Records for the exercise:
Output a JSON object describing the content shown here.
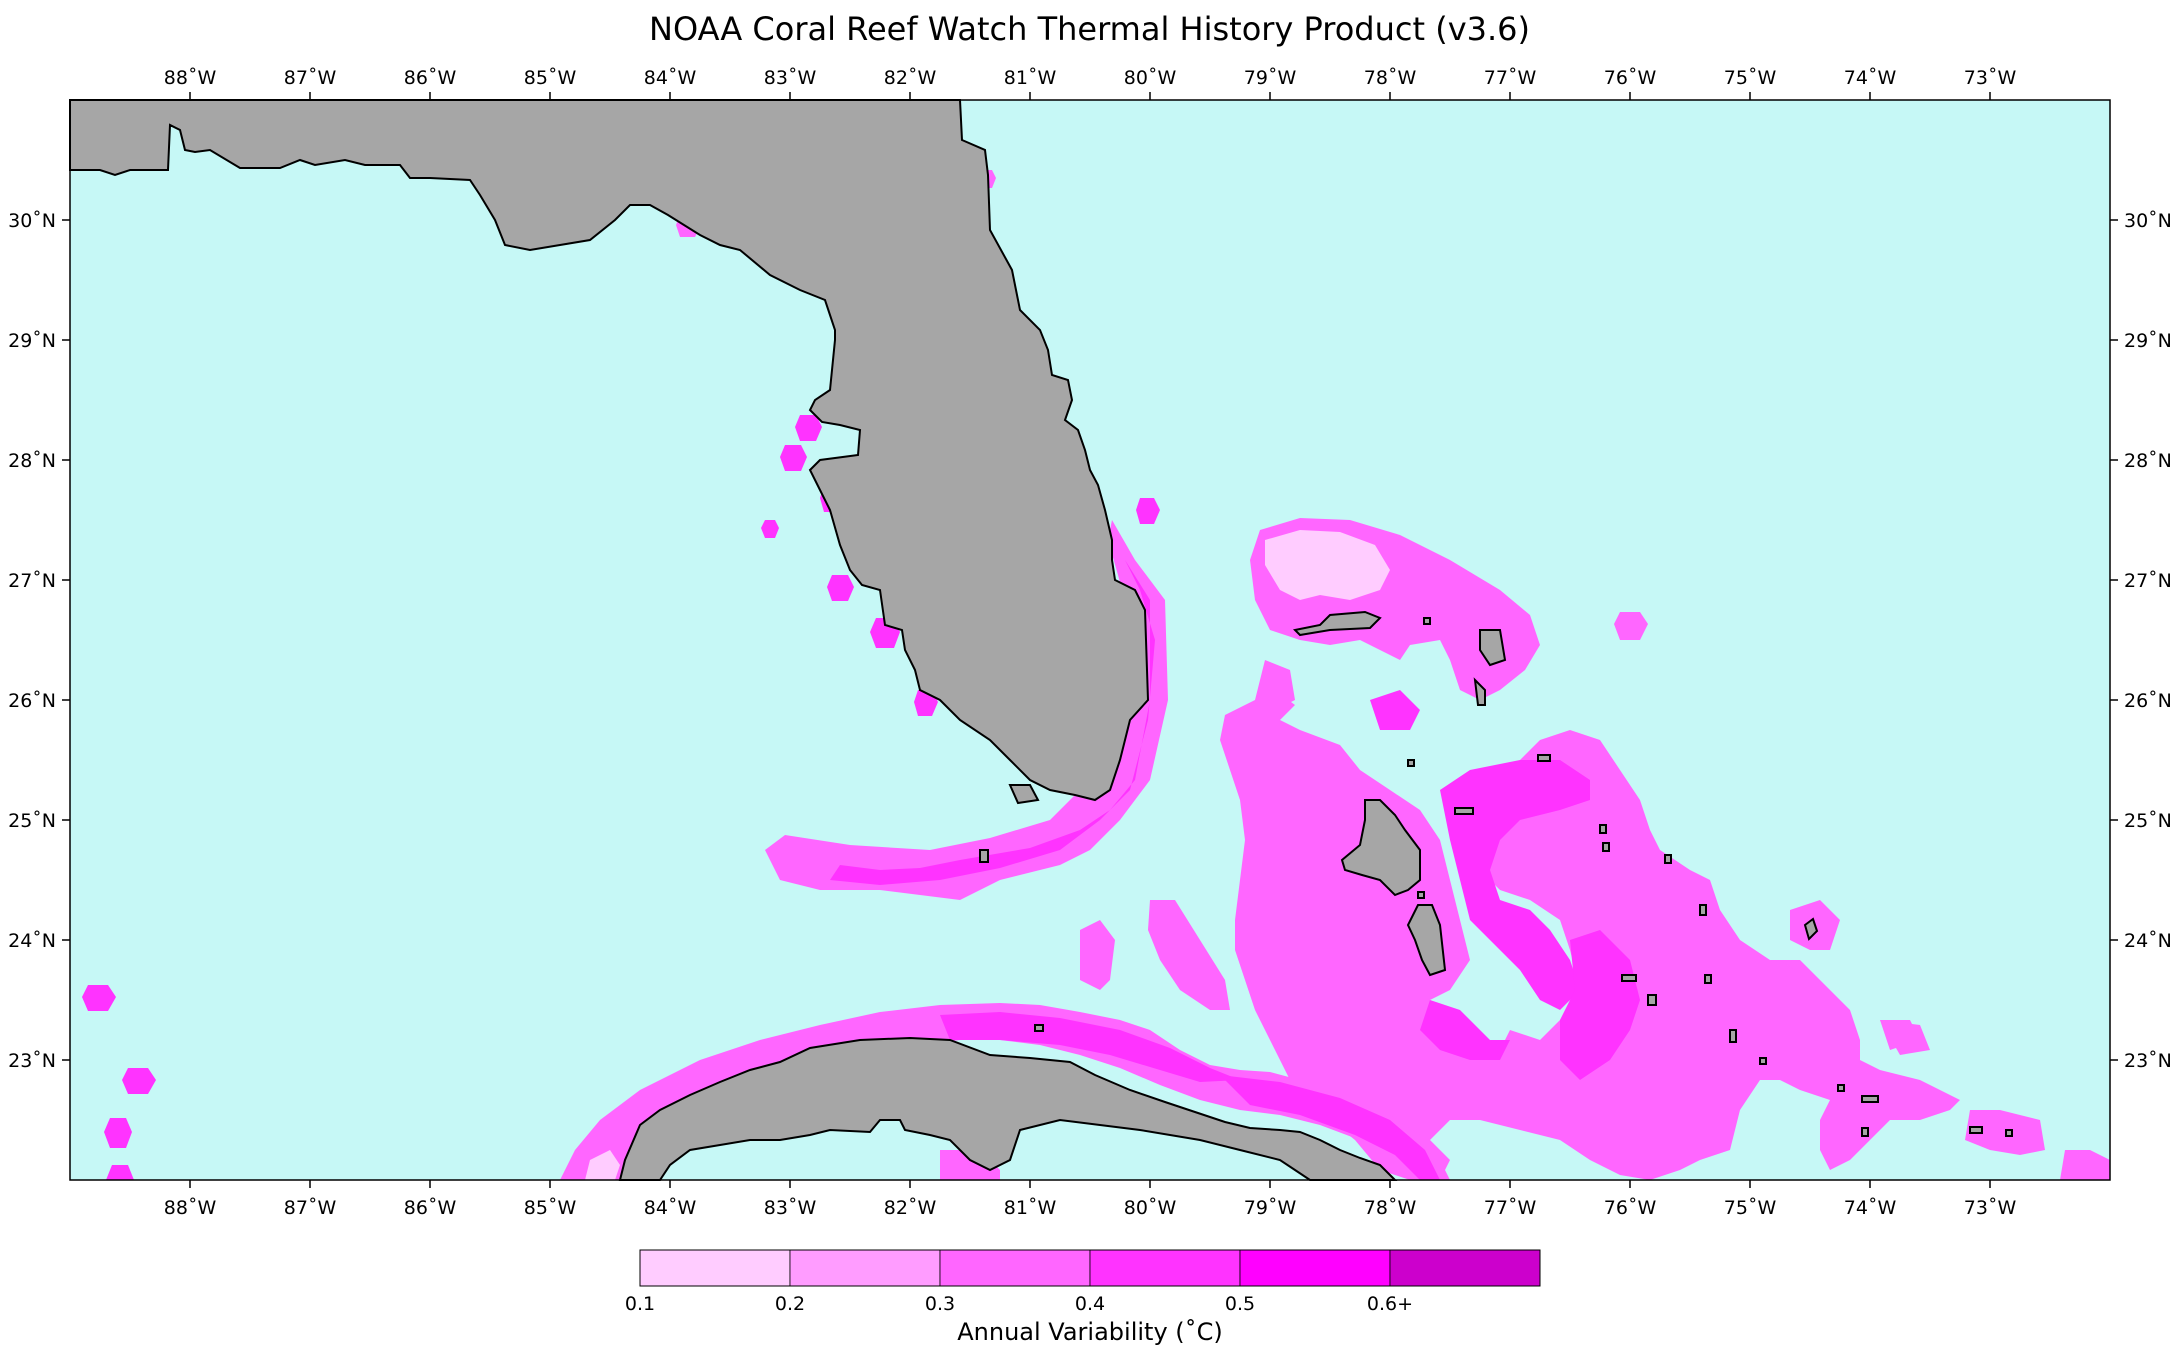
{
  "title": "NOAA Coral Reef Watch Thermal History Product (v3.6)",
  "map": {
    "lon_range": [
      -89.0,
      -72.0
    ],
    "lat_range": [
      22.0,
      31.0
    ],
    "lon_ticks": [
      {
        "value": -88,
        "label": "88˚W"
      },
      {
        "value": -87,
        "label": "87˚W"
      },
      {
        "value": -86,
        "label": "86˚W"
      },
      {
        "value": -85,
        "label": "85˚W"
      },
      {
        "value": -84,
        "label": "84˚W"
      },
      {
        "value": -83,
        "label": "83˚W"
      },
      {
        "value": -82,
        "label": "82˚W"
      },
      {
        "value": -81,
        "label": "81˚W"
      },
      {
        "value": -80,
        "label": "80˚W"
      },
      {
        "value": -79,
        "label": "79˚W"
      },
      {
        "value": -78,
        "label": "78˚W"
      },
      {
        "value": -77,
        "label": "77˚W"
      },
      {
        "value": -76,
        "label": "76˚W"
      },
      {
        "value": -75,
        "label": "75˚W"
      },
      {
        "value": -74,
        "label": "74˚W"
      },
      {
        "value": -73,
        "label": "73˚W"
      }
    ],
    "lat_ticks": [
      {
        "value": 30,
        "label": "30˚N"
      },
      {
        "value": 29,
        "label": "29˚N"
      },
      {
        "value": 28,
        "label": "28˚N"
      },
      {
        "value": 27,
        "label": "27˚N"
      },
      {
        "value": 26,
        "label": "26˚N"
      },
      {
        "value": 25,
        "label": "25˚N"
      },
      {
        "value": 24,
        "label": "24˚N"
      },
      {
        "value": 23,
        "label": "23˚N"
      }
    ],
    "ocean_color": "#c6f8f6",
    "land_color": "#a6a6a6",
    "coast_color": "#000000"
  },
  "colorbar": {
    "title": "Annual Variability (˚C)",
    "tick_labels": [
      "0.1",
      "0.2",
      "0.3",
      "0.4",
      "0.5",
      "0.6+"
    ],
    "colors": [
      "#ffccff",
      "#ff9cff",
      "#ff66ff",
      "#ff33ff",
      "#ff00ff",
      "#cc00cc"
    ]
  }
}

Task requirements:
Write out all the entries again, word for word, and print no images.

The reply:
Output a JSON object describing the content shown here.
{
  "title": "NOAA Coral Reef Watch Thermal History Product (v3.6)",
  "map": {
    "lon_range": [
      -89.0,
      -72.0
    ],
    "lat_range": [
      22.0,
      31.0
    ],
    "lon_ticks": [
      {
        "value": -88,
        "label": "88˚W"
      },
      {
        "value": -87,
        "label": "87˚W"
      },
      {
        "value": -86,
        "label": "86˚W"
      },
      {
        "value": -85,
        "label": "85˚W"
      },
      {
        "value": -84,
        "label": "84˚W"
      },
      {
        "value": -83,
        "label": "83˚W"
      },
      {
        "value": -82,
        "label": "82˚W"
      },
      {
        "value": -81,
        "label": "81˚W"
      },
      {
        "value": -80,
        "label": "80˚W"
      },
      {
        "value": -79,
        "label": "79˚W"
      },
      {
        "value": -78,
        "label": "78˚W"
      },
      {
        "value": -77,
        "label": "77˚W"
      },
      {
        "value": -76,
        "label": "76˚W"
      },
      {
        "value": -75,
        "label": "75˚W"
      },
      {
        "value": -74,
        "label": "74˚W"
      },
      {
        "value": -73,
        "label": "73˚W"
      }
    ],
    "lat_ticks": [
      {
        "value": 30,
        "label": "30˚N"
      },
      {
        "value": 29,
        "label": "29˚N"
      },
      {
        "value": 28,
        "label": "28˚N"
      },
      {
        "value": 27,
        "label": "27˚N"
      },
      {
        "value": 26,
        "label": "26˚N"
      },
      {
        "value": 25,
        "label": "25˚N"
      },
      {
        "value": 24,
        "label": "24˚N"
      },
      {
        "value": 23,
        "label": "23˚N"
      }
    ],
    "ocean_color": "#c6f8f6",
    "land_color": "#a6a6a6",
    "coast_color": "#000000"
  },
  "colorbar": {
    "title": "Annual Variability (˚C)",
    "tick_labels": [
      "0.1",
      "0.2",
      "0.3",
      "0.4",
      "0.5",
      "0.6+"
    ],
    "colors": [
      "#ffccff",
      "#ff9cff",
      "#ff66ff",
      "#ff33ff",
      "#ff00ff",
      "#cc00cc"
    ]
  }
}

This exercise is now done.